WHAT YOU NEED TO DO: Quote all of the entries word for word.

MATERIAL PROVIDED:
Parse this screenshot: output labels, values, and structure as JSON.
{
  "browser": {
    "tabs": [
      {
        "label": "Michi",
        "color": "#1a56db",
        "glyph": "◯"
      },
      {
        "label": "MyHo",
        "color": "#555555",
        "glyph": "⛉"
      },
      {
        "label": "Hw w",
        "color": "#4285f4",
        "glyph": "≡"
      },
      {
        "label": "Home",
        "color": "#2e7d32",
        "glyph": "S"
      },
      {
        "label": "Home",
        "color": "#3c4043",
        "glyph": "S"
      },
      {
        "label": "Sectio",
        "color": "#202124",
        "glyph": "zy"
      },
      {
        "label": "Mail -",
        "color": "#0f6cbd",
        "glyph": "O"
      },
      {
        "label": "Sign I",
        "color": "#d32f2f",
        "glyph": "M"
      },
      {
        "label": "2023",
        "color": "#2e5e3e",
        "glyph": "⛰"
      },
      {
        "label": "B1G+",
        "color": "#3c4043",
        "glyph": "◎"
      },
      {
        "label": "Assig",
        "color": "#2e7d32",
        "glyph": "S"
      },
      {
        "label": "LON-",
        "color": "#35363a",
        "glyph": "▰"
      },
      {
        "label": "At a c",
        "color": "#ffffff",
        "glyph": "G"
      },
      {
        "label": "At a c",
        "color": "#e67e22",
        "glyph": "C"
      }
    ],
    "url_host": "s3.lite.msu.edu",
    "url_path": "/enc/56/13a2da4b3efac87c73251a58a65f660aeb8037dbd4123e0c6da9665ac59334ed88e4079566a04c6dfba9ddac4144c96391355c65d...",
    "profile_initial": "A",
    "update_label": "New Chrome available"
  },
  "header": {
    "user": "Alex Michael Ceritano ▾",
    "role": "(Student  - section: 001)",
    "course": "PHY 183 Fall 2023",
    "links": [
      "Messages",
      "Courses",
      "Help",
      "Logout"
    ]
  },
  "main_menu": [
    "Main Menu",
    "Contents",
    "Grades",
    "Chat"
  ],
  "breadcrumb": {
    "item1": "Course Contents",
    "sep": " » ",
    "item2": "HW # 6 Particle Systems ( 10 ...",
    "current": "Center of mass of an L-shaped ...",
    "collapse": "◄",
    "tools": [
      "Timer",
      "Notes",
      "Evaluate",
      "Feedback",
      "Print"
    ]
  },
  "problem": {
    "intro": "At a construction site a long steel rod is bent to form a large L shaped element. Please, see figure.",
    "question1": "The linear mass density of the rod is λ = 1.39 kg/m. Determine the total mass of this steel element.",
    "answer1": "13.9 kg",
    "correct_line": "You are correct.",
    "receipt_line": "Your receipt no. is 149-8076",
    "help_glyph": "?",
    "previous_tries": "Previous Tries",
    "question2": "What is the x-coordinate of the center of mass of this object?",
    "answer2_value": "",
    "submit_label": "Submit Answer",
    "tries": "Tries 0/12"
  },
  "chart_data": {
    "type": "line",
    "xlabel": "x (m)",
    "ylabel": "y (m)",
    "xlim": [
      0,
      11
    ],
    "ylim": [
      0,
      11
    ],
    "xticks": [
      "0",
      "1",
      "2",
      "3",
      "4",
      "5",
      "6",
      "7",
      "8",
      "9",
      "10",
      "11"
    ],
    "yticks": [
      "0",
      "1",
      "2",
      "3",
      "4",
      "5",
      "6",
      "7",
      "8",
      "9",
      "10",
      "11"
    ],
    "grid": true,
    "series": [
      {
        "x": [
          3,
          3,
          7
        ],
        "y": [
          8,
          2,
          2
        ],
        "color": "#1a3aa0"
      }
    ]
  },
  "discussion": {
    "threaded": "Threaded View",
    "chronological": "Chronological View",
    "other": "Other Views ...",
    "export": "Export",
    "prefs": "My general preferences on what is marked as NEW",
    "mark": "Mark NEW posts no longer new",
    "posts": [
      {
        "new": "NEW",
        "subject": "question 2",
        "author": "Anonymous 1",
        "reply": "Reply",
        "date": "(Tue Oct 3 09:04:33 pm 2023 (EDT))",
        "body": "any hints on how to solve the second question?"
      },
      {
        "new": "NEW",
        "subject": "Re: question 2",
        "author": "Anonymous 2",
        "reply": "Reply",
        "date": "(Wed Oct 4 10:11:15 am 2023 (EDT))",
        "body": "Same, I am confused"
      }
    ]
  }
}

ANSWER TO THE EXERCISE:
Parse this screenshot: output labels, values, and structure as JSON.
{
  "browser": {
    "tabs": [
      {
        "label": "Michi",
        "color": "#1a56db",
        "glyph": "◯"
      },
      {
        "label": "MyHo",
        "color": "#555555",
        "glyph": "⛉"
      },
      {
        "label": "Hw w",
        "color": "#4285f4",
        "glyph": "≡"
      },
      {
        "label": "Home",
        "color": "#2e7d32",
        "glyph": "S"
      },
      {
        "label": "Home",
        "color": "#3c4043",
        "glyph": "S"
      },
      {
        "label": "Sectio",
        "color": "#202124",
        "glyph": "zy"
      },
      {
        "label": "Mail -",
        "color": "#0f6cbd",
        "glyph": "O"
      },
      {
        "label": "Sign I",
        "color": "#d32f2f",
        "glyph": "M"
      },
      {
        "label": "2023",
        "color": "#2e5e3e",
        "glyph": "⛰"
      },
      {
        "label": "B1G+",
        "color": "#3c4043",
        "glyph": "◎"
      },
      {
        "label": "Assig",
        "color": "#2e7d32",
        "glyph": "S"
      },
      {
        "label": "LON-",
        "color": "#35363a",
        "glyph": "▰"
      },
      {
        "label": "At a c",
        "color": "#ffffff",
        "glyph": "G"
      },
      {
        "label": "At a c",
        "color": "#e67e22",
        "glyph": "C"
      }
    ],
    "url_host": "s3.lite.msu.edu",
    "url_path": "/enc/56/13a2da4b3efac87c73251a58a65f660aeb8037dbd4123e0c6da9665ac59334ed88e4079566a04c6dfba9ddac4144c96391355c65d...",
    "profile_initial": "A",
    "update_label": "New Chrome available"
  },
  "header": {
    "user": "Alex Michael Ceritano ▾",
    "role": "(Student  - section: 001)",
    "course": "PHY 183 Fall 2023",
    "links": [
      "Messages",
      "Courses",
      "Help",
      "Logout"
    ]
  },
  "main_menu": [
    "Main Menu",
    "Contents",
    "Grades",
    "Chat"
  ],
  "breadcrumb": {
    "item1": "Course Contents",
    "sep": " » ",
    "item2": "HW # 6 Particle Systems ( 10 ...",
    "current": "Center of mass of an L-shaped ...",
    "collapse": "◄",
    "tools": [
      "Timer",
      "Notes",
      "Evaluate",
      "Feedback",
      "Print"
    ]
  },
  "problem": {
    "intro": "At a construction site a long steel rod is bent to form a large L shaped element. Please, see figure.",
    "question1": "The linear mass density of the rod is λ = 1.39 kg/m. Determine the total mass of this steel element.",
    "answer1": "13.9 kg",
    "correct_line": "You are correct.",
    "receipt_line": "Your receipt no. is 149-8076",
    "help_glyph": "?",
    "previous_tries": "Previous Tries",
    "question2": "What is the x-coordinate of the center of mass of this object?",
    "answer2_value": "",
    "submit_label": "Submit Answer",
    "tries": "Tries 0/12"
  },
  "chart_data": {
    "type": "line",
    "xlabel": "x (m)",
    "ylabel": "y (m)",
    "xlim": [
      0,
      11
    ],
    "ylim": [
      0,
      11
    ],
    "xticks": [
      "0",
      "1",
      "2",
      "3",
      "4",
      "5",
      "6",
      "7",
      "8",
      "9",
      "10",
      "11"
    ],
    "yticks": [
      "0",
      "1",
      "2",
      "3",
      "4",
      "5",
      "6",
      "7",
      "8",
      "9",
      "10",
      "11"
    ],
    "grid": true,
    "series": [
      {
        "x": [
          3,
          3,
          7
        ],
        "y": [
          8,
          2,
          2
        ],
        "color": "#1a3aa0"
      }
    ]
  },
  "discussion": {
    "threaded": "Threaded View",
    "chronological": "Chronological View",
    "other": "Other Views ...",
    "export": "Export",
    "prefs": "My general preferences on what is marked as NEW",
    "mark": "Mark NEW posts no longer new",
    "posts": [
      {
        "new": "NEW",
        "subject": "question 2",
        "author": "Anonymous 1",
        "reply": "Reply",
        "date": "(Tue Oct 3 09:04:33 pm 2023 (EDT))",
        "body": "any hints on how to solve the second question?"
      },
      {
        "new": "NEW",
        "subject": "Re: question 2",
        "author": "Anonymous 2",
        "reply": "Reply",
        "date": "(Wed Oct 4 10:11:15 am 2023 (EDT))",
        "body": "Same, I am confused"
      }
    ]
  }
}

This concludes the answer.